(Goal of the exercise)
Rewrite the lines below, replacing "location" with "position" and keeping everything else the same. Omit the pictures.

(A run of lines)
________________________________________
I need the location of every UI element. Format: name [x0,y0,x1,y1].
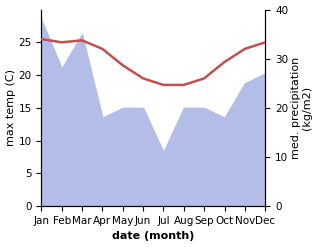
Y-axis label: max temp (C): max temp (C) [5,69,16,146]
X-axis label: date (month): date (month) [112,231,194,242]
Y-axis label: med. precipitation
(kg/m2): med. precipitation (kg/m2) [291,57,313,159]
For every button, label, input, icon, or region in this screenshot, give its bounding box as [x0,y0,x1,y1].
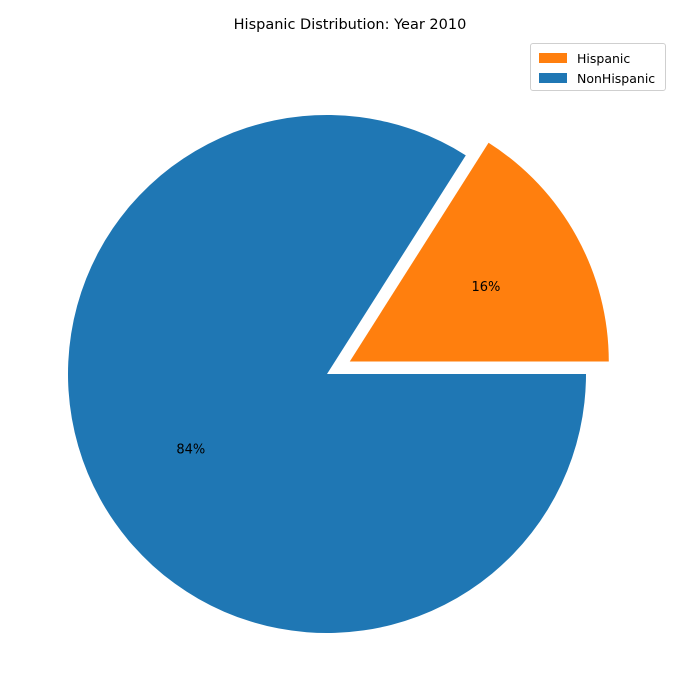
________________________________________
(Task solution)
I need the position of every UI element. Format: name [x0,y0,x1,y1].
Y-axis label: max temp (C): max temp (C) [5,69,16,146]
X-axis label: date (month): date (month) [112,231,194,242]
Y-axis label: med. precipitation
(kg/m2): med. precipitation (kg/m2) [291,57,313,159]
For every button, label, input, icon, or region in this screenshot, give its bounding box as [x0,y0,x1,y1].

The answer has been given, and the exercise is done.